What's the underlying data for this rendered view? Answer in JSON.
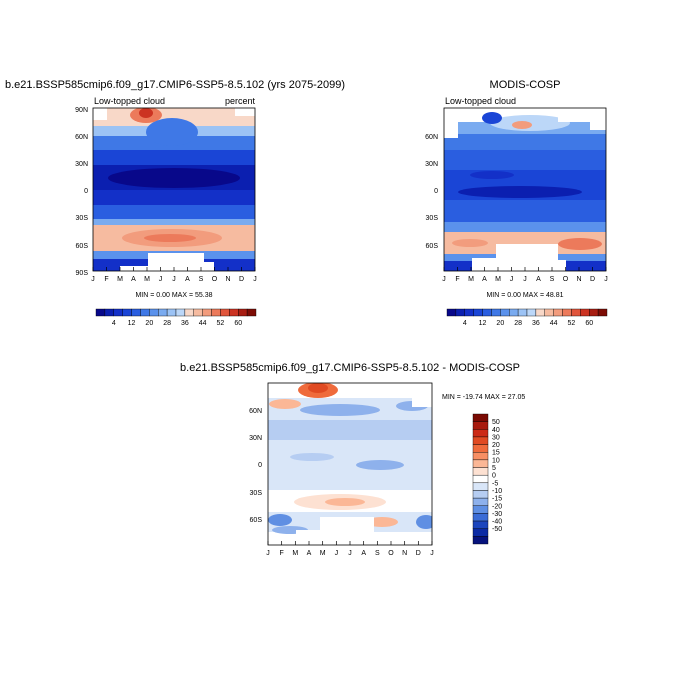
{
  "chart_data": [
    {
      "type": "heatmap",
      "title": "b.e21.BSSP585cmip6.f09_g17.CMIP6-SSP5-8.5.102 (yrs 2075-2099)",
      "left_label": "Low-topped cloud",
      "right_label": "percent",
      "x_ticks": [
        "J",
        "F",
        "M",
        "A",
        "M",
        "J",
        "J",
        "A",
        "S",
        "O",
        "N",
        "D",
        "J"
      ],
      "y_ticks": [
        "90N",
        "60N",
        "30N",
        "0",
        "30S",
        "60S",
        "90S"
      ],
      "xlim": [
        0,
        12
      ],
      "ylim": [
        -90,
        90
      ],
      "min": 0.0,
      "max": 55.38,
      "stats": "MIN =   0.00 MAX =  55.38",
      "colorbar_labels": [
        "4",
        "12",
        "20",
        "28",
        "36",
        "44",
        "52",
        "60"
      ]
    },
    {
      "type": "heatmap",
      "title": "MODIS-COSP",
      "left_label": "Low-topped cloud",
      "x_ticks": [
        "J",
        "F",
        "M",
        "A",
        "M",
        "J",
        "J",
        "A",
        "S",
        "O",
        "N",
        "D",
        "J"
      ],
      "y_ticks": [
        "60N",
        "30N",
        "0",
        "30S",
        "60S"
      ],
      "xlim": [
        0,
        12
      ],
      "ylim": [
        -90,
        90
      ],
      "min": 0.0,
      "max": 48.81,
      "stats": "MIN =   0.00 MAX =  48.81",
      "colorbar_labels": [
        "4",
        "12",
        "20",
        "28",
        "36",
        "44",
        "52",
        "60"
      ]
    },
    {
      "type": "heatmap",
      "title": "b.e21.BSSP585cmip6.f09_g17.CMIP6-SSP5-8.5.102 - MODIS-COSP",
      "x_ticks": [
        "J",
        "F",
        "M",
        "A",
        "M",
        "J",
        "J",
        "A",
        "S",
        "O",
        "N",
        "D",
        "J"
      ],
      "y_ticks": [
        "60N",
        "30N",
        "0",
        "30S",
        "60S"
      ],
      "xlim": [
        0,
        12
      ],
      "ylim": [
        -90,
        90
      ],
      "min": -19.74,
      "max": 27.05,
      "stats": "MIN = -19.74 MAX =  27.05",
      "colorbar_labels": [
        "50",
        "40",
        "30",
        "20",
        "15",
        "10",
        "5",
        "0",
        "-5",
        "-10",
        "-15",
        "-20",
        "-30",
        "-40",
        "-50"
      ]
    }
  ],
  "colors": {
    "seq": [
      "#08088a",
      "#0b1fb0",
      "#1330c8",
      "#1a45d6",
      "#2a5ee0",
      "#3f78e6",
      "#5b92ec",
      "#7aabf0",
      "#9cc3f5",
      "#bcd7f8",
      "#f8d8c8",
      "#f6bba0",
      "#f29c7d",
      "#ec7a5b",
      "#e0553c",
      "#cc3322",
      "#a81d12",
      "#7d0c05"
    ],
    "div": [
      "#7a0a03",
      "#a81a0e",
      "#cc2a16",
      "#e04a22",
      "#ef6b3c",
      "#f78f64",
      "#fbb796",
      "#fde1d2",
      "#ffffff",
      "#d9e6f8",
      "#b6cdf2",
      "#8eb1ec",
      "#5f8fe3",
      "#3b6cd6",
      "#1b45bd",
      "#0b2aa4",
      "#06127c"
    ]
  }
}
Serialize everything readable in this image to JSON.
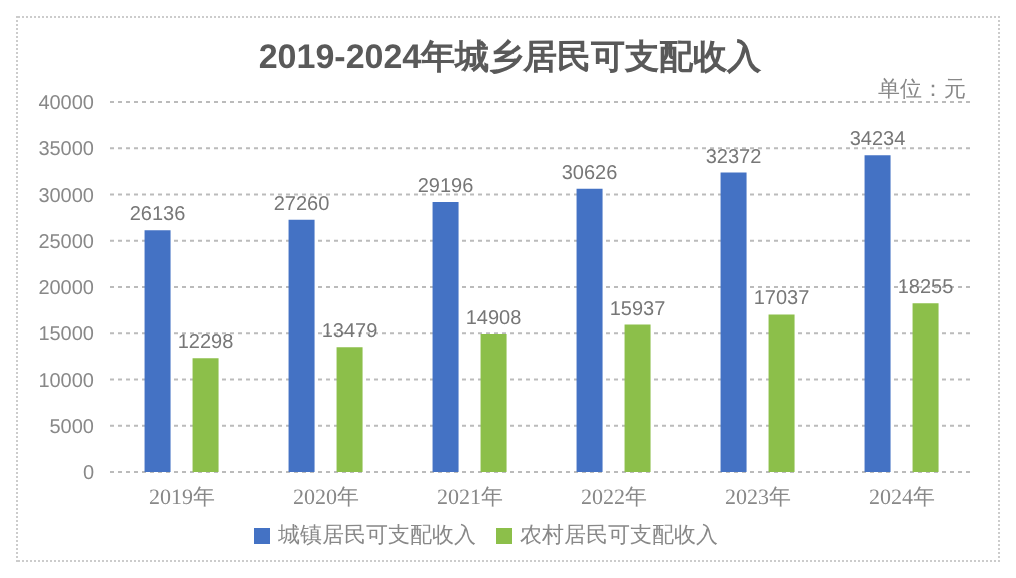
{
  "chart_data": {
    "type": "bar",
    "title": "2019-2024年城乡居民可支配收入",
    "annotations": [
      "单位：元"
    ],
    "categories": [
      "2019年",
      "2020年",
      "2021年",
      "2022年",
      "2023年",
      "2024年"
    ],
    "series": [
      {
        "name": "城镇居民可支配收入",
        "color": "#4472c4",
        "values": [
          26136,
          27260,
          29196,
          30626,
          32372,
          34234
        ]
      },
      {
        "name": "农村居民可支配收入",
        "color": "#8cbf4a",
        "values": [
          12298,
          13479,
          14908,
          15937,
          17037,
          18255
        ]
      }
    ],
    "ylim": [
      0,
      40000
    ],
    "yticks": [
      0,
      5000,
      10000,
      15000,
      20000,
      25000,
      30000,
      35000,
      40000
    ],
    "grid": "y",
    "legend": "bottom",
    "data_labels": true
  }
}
+ + +
= PROBLEM TO WORK ON =
Identify every line above with the string "title" in it. Copy those lines.

= TASK OUTPUT =
      "title": "b.e21.BSSP585cmip6.f09_g17.CMIP6-SSP5-8.5.102 (yrs 2075-2099)",
      "title": "MODIS-COSP",
      "title": "b.e21.BSSP585cmip6.f09_g17.CMIP6-SSP5-8.5.102 - MODIS-COSP",
    "title": "2019-2024年城乡居民可支配收入",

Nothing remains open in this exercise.